[Exercise goal]:
How many lines of the entries below include the word "visible"? Answer with the number alone.

═════ Extracted information ═════

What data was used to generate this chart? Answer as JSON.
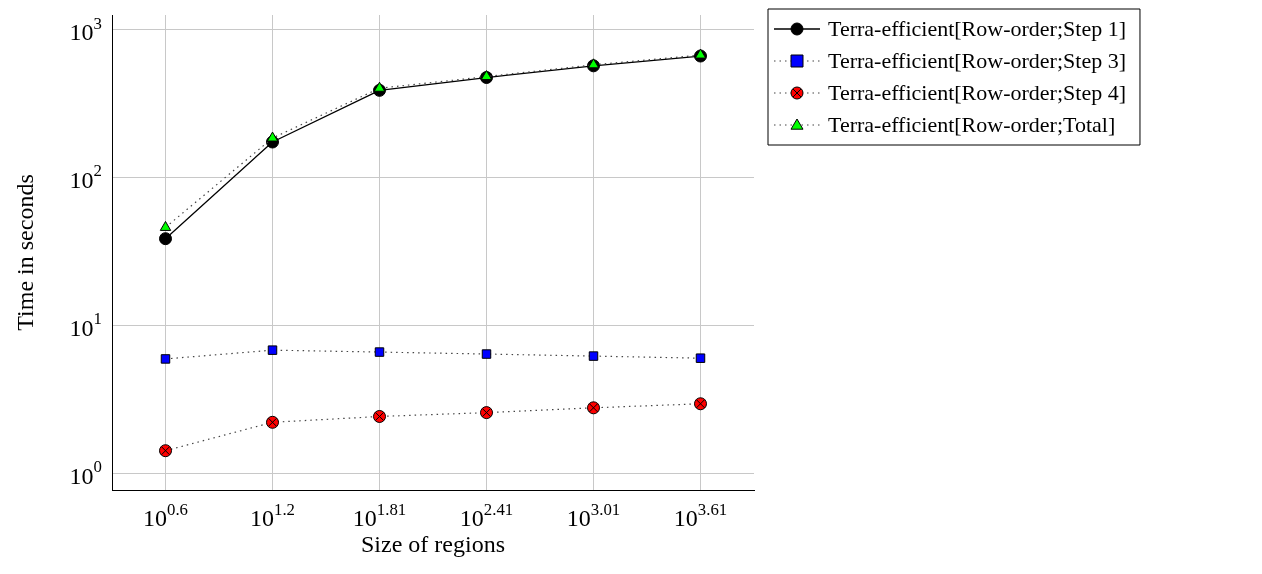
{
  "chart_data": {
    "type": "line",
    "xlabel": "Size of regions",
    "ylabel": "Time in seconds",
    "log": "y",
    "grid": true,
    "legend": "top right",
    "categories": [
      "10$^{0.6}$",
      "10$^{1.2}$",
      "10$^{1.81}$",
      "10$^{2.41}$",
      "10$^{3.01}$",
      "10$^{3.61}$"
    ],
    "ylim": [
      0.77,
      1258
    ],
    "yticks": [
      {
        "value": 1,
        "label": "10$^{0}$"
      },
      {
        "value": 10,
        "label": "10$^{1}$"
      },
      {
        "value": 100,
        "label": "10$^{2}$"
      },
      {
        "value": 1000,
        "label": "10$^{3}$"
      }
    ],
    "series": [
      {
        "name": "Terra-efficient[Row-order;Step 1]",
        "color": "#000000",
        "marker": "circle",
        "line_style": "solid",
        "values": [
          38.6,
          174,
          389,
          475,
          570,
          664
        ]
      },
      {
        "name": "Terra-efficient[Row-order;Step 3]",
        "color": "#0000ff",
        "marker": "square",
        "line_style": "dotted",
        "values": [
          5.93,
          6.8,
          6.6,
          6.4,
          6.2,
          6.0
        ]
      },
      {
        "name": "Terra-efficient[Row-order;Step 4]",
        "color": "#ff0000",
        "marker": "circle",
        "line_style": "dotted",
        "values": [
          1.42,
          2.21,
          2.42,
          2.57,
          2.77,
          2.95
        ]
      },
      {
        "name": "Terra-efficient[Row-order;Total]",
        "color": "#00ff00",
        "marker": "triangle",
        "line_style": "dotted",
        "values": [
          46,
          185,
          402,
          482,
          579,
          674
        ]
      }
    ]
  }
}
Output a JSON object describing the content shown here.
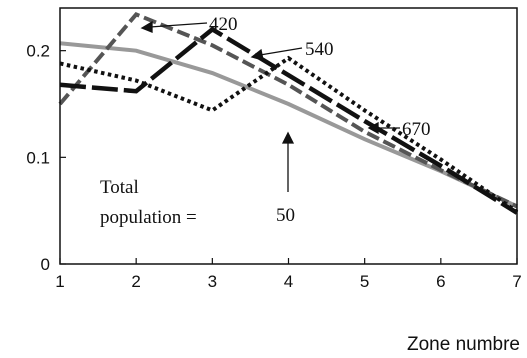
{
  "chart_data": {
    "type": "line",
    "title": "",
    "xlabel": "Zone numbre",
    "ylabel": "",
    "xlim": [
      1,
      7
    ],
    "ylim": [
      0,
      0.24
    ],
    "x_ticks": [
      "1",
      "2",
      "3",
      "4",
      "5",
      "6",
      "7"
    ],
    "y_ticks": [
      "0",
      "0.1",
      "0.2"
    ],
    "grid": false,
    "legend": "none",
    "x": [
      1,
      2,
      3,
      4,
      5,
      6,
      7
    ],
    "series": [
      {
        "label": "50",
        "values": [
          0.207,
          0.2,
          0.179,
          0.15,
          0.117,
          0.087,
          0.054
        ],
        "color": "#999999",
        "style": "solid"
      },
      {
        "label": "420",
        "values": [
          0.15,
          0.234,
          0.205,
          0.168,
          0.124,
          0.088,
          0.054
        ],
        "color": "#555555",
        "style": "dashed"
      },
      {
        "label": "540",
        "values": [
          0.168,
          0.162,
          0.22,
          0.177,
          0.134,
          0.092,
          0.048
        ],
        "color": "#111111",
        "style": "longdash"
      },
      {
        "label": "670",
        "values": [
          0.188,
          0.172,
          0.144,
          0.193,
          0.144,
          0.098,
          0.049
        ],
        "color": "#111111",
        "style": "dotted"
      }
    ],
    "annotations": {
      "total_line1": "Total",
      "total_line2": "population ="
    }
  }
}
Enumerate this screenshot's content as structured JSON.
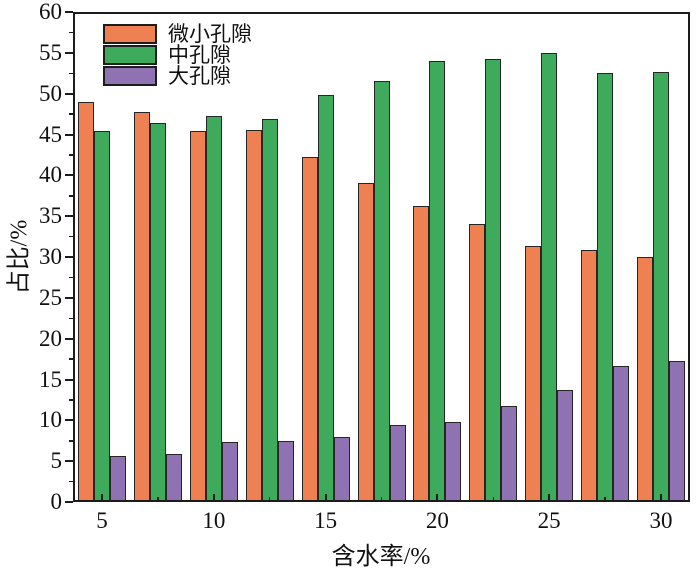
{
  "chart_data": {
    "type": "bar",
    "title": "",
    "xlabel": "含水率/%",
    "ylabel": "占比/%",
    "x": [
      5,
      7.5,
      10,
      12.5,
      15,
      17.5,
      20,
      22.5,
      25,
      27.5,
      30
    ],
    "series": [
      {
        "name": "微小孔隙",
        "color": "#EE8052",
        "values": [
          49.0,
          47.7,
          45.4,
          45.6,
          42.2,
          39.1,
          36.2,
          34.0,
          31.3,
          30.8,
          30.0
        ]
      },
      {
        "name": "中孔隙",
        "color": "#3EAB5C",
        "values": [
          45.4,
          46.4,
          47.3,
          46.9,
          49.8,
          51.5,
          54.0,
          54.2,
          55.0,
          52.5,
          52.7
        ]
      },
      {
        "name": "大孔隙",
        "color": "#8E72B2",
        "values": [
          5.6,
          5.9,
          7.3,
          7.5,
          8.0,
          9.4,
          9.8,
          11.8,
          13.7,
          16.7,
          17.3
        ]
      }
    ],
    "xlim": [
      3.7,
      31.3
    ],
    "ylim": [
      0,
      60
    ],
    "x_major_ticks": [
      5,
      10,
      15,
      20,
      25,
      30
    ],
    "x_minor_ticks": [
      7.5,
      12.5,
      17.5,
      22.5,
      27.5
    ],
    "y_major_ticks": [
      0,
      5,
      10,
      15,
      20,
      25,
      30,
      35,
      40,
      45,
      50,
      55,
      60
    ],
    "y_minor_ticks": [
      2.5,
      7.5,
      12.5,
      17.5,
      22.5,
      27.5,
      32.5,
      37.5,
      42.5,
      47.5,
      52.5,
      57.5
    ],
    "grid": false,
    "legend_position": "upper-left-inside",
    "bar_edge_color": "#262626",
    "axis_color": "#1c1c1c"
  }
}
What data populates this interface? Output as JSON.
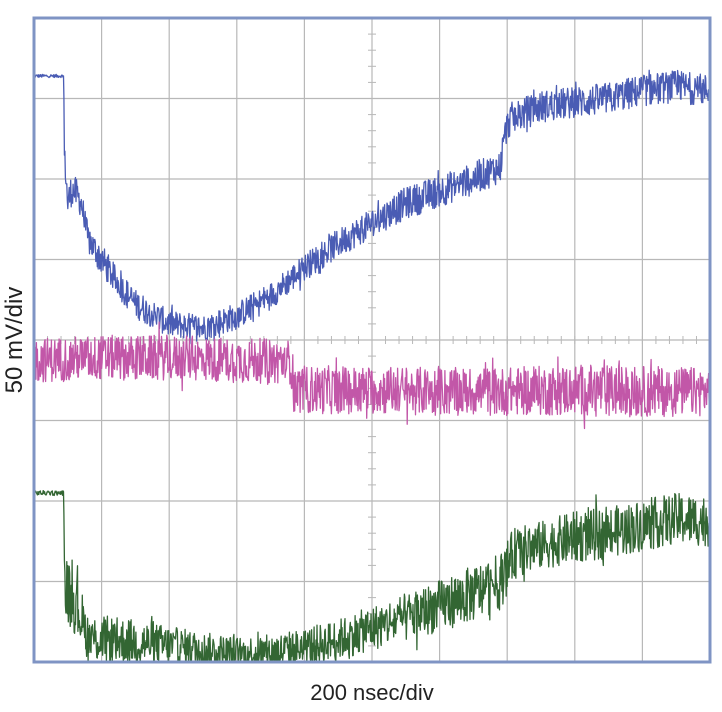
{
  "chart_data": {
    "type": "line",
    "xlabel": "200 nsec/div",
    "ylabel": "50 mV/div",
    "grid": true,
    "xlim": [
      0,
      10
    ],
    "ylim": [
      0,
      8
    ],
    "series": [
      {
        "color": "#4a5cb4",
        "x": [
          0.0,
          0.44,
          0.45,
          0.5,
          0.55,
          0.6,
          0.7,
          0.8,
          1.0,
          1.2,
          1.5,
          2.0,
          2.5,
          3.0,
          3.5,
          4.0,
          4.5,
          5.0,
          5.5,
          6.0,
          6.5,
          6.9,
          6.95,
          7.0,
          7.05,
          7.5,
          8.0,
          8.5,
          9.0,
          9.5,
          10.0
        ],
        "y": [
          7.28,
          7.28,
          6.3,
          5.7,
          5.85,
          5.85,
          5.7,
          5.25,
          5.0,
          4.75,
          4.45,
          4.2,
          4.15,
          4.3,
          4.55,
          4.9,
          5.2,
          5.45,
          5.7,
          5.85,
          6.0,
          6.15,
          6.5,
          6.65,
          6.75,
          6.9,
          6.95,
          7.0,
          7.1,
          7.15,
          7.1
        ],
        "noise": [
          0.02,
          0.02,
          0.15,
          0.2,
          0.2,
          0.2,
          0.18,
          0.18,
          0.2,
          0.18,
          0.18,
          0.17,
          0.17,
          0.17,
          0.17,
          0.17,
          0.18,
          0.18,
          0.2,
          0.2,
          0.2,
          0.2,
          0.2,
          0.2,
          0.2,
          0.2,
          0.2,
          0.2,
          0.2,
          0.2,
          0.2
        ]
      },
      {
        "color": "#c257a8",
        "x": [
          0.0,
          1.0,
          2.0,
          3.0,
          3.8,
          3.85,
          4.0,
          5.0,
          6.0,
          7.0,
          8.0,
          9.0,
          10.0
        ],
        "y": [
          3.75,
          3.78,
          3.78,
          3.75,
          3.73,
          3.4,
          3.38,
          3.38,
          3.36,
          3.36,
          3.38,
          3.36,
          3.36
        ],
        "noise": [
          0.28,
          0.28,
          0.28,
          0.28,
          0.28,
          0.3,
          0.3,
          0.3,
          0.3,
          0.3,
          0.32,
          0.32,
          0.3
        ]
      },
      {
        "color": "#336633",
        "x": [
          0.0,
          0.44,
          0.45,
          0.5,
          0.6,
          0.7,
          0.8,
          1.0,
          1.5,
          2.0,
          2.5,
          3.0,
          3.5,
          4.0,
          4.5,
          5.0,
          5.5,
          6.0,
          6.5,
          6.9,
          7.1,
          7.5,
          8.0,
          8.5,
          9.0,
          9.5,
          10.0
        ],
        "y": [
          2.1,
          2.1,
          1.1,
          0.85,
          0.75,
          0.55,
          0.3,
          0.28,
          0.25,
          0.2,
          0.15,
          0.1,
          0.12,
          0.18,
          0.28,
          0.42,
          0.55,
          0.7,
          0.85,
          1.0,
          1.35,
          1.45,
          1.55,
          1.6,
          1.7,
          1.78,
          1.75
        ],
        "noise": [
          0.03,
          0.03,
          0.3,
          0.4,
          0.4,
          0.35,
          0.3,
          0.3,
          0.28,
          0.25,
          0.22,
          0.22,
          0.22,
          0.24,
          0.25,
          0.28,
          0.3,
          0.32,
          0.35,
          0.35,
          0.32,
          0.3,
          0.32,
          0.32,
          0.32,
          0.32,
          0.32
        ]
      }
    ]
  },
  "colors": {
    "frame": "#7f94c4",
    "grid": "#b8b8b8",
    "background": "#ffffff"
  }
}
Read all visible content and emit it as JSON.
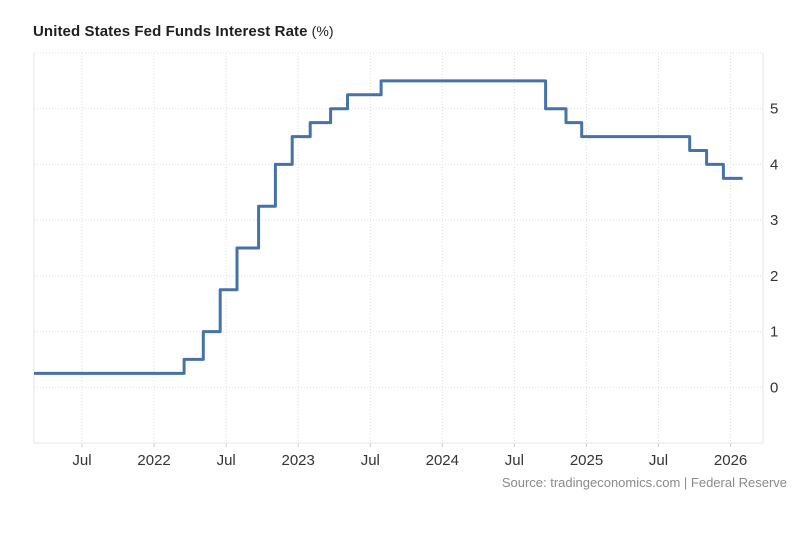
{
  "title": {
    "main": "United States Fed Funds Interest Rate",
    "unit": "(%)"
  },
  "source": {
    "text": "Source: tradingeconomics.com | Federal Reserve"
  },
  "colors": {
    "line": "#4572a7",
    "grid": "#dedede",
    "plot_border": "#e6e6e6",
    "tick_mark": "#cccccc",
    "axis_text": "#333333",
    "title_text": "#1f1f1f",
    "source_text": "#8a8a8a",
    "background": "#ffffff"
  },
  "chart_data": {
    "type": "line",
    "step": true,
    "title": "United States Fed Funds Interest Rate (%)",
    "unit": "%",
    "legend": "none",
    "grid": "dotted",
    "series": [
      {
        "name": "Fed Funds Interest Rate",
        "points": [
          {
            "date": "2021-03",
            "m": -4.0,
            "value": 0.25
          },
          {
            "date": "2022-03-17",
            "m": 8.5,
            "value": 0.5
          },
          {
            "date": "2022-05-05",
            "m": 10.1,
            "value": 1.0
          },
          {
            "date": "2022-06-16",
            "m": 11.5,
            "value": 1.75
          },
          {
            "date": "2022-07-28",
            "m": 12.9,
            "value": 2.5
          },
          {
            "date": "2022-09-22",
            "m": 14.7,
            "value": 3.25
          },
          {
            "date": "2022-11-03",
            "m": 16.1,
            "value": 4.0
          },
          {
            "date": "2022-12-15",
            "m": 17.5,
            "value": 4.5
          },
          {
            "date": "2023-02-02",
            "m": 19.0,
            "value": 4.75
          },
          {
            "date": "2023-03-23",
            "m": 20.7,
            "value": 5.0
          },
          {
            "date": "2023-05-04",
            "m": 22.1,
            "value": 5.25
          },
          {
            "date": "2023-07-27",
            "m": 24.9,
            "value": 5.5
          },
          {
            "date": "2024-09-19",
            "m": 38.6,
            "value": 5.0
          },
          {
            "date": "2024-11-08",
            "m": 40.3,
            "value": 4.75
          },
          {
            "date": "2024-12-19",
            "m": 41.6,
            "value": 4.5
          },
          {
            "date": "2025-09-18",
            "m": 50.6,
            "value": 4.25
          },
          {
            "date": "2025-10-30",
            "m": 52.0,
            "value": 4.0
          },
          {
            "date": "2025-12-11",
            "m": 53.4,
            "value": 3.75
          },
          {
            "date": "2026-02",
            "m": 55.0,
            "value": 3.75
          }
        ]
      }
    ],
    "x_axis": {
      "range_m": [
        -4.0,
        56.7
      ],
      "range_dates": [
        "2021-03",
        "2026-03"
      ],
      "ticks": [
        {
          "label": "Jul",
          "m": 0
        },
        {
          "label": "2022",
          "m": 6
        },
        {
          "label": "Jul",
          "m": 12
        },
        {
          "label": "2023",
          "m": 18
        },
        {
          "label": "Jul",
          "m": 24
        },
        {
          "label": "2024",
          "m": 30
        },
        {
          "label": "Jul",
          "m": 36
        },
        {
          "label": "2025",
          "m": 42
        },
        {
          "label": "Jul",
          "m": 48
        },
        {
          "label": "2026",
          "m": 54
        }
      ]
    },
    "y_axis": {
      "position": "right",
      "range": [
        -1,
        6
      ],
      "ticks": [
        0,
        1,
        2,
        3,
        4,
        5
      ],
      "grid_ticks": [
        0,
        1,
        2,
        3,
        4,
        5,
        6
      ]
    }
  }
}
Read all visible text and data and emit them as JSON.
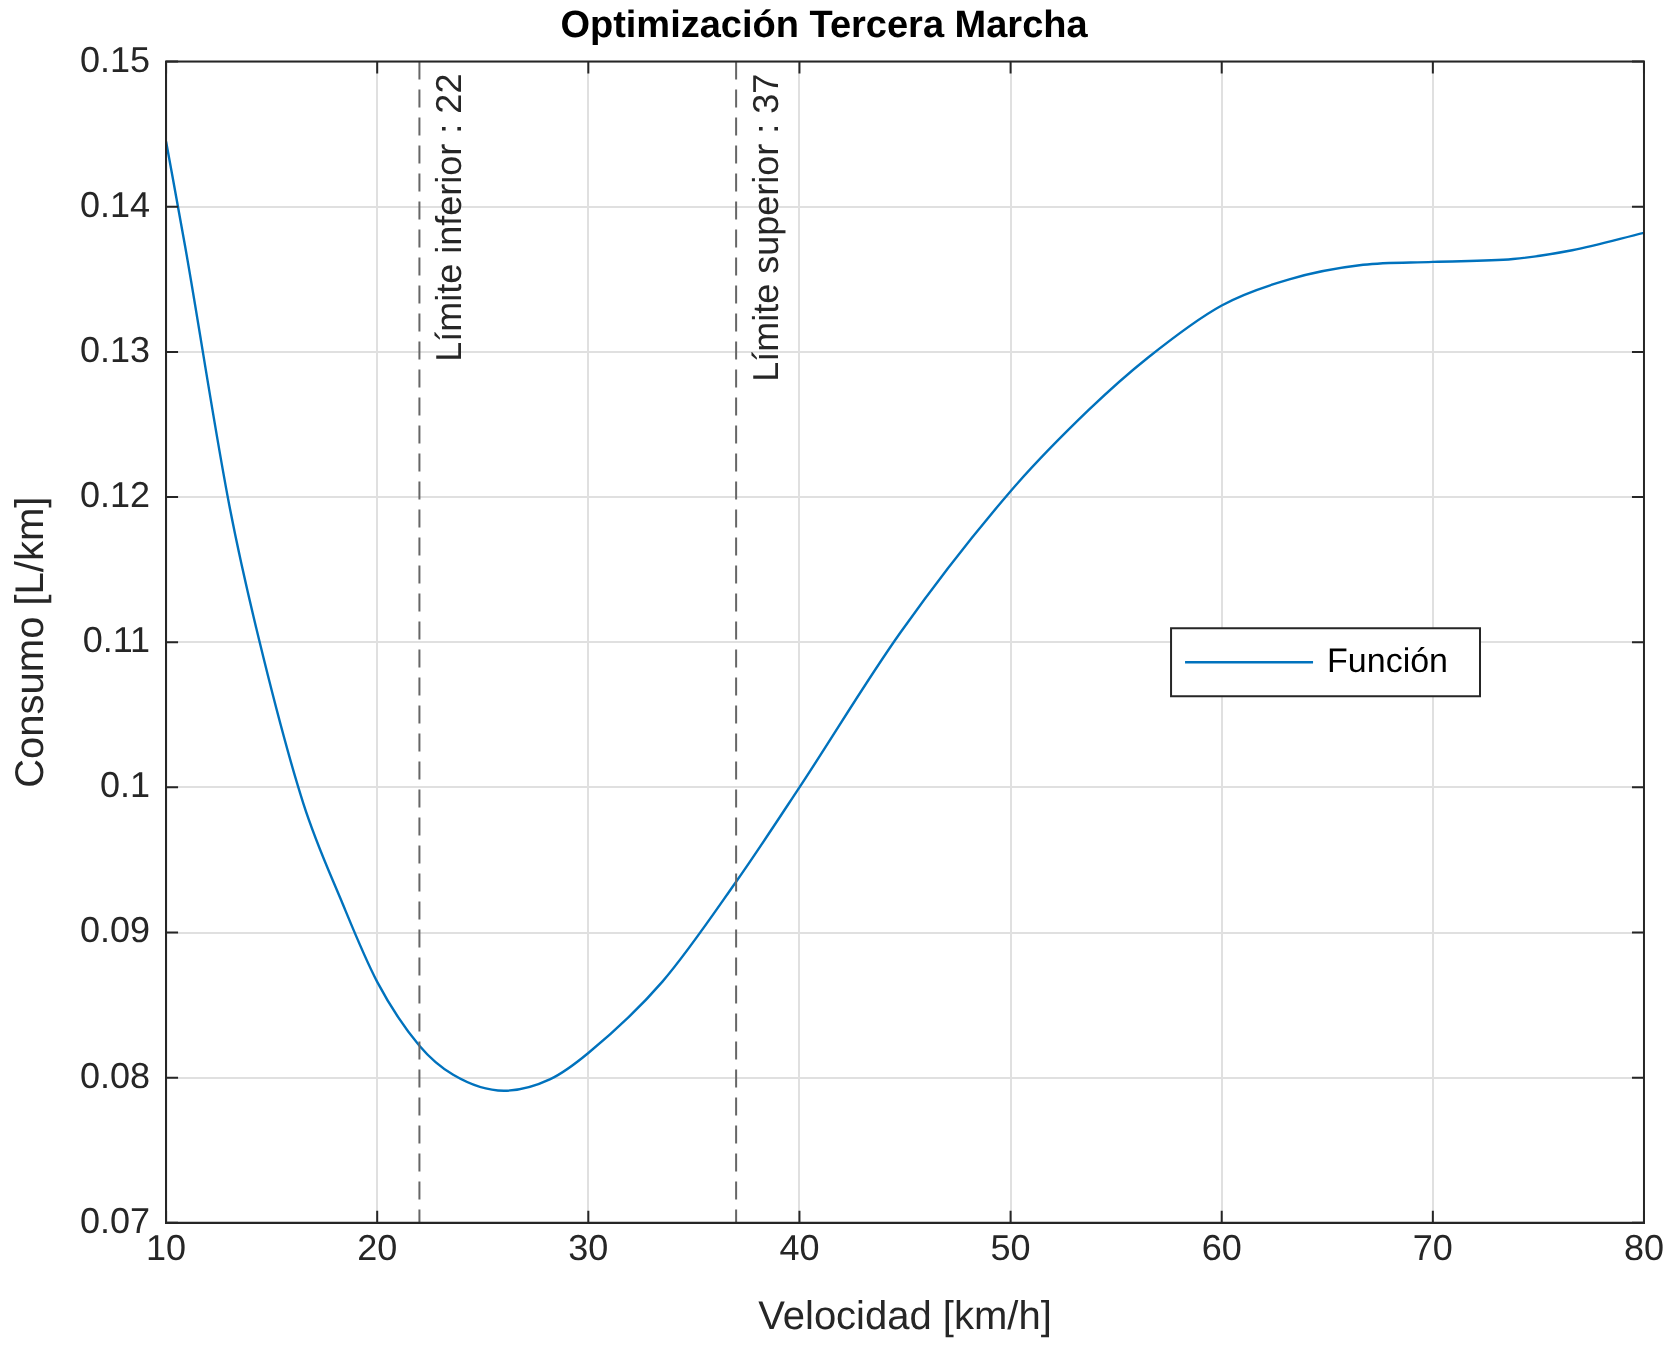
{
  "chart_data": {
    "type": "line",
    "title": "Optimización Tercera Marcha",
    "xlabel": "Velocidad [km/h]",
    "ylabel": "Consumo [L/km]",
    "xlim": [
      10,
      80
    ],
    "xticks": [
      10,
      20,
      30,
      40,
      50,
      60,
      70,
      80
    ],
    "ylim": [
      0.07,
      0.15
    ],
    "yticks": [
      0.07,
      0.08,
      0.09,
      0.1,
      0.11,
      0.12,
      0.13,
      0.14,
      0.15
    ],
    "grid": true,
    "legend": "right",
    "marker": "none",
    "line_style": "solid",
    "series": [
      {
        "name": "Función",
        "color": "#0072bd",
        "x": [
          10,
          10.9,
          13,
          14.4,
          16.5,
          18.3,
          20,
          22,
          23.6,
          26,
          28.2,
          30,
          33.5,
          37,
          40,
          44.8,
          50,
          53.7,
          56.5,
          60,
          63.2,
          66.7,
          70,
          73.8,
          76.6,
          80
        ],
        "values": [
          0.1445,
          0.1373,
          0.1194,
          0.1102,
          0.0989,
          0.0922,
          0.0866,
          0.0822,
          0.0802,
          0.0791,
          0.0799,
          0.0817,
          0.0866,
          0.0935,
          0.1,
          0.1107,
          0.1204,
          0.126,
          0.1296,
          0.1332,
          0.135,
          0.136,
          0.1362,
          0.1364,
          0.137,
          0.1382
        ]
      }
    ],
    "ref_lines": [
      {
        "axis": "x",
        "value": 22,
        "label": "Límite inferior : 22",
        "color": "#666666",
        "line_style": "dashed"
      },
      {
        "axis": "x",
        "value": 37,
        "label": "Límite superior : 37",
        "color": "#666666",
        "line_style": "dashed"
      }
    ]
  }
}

═════

[Finished exercise]:
2